── MATERIAL SHOWN ──

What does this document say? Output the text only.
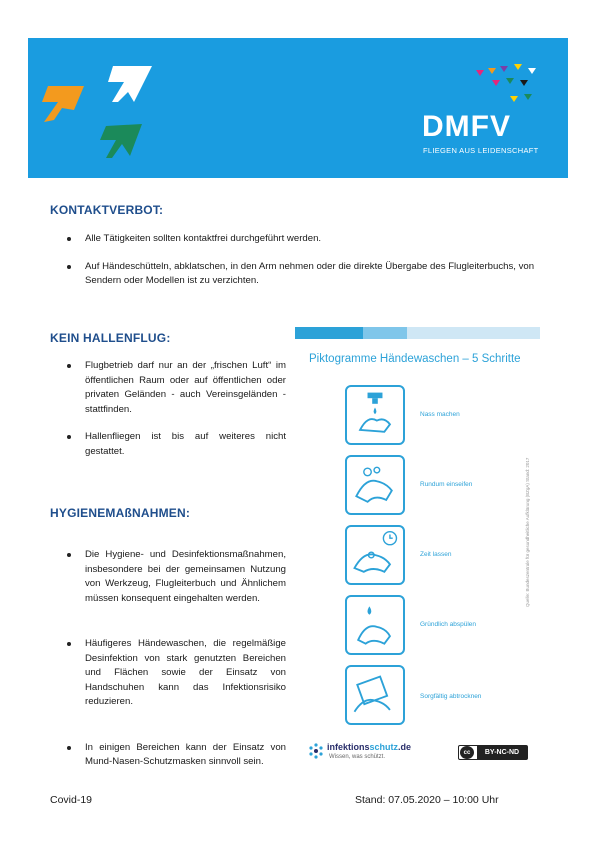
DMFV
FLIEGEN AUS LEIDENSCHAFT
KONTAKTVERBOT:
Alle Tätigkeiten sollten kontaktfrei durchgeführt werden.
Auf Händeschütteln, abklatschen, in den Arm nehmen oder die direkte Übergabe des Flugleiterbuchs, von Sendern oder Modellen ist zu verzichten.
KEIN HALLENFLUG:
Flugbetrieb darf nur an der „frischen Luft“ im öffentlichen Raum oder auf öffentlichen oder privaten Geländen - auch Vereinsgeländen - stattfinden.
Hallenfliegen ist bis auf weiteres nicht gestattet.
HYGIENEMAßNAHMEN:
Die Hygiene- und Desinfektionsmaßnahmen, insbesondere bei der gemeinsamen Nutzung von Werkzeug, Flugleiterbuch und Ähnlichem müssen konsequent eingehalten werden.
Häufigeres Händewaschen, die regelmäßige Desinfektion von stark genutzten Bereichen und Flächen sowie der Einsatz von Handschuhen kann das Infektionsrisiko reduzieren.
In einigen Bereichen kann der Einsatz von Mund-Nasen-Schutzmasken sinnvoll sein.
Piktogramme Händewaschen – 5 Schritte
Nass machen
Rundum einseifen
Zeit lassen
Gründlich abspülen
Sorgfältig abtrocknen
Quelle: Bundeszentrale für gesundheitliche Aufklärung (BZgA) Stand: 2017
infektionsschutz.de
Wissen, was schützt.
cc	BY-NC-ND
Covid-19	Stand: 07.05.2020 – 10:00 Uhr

───

_GOAL_
Reproduce each record from above exactly; pictures do not belong in the copy.

_EXERCISE ANSWER_
What does this document say? Output the text only.
DMFV
FLIEGEN AUS LEIDENSCHAFT
KONTAKTVERBOT:
Alle Tätigkeiten sollten kontaktfrei durchgeführt werden.
Auf Händeschütteln, abklatschen, in den Arm nehmen oder die direkte Übergabe des Flugleiterbuchs, von Sendern oder Modellen ist zu verzichten.
KEIN HALLENFLUG:
Flugbetrieb darf nur an der „frischen Luft“ im öffentlichen Raum oder auf öffentlichen oder privaten Geländen - auch Vereinsgeländen - stattfinden.
Hallenfliegen ist bis auf weiteres nicht gestattet.
HYGIENEMAßNAHMEN:
Die Hygiene- und Desinfektionsmaßnahmen, insbesondere bei der gemeinsamen Nutzung von Werkzeug, Flugleiterbuch und Ähnlichem müssen konsequent eingehalten werden.
Häufigeres Händewaschen, die regelmäßige Desinfektion von stark genutzten Bereichen und Flächen sowie der Einsatz von Handschuhen kann das Infektionsrisiko reduzieren.
In einigen Bereichen kann der Einsatz von Mund-Nasen-Schutzmasken sinnvoll sein.
Piktogramme Händewaschen – 5 Schritte
Nass machen
Rundum einseifen
Zeit lassen
Gründlich abspülen
Sorgfältig abtrocknen
Quelle: Bundeszentrale für gesundheitliche Aufklärung (BZgA) Stand: 2017
infektionsschutz.de
Wissen, was schützt.
cc	BY-NC-ND
Covid-19	Stand: 07.05.2020 – 10:00 Uhr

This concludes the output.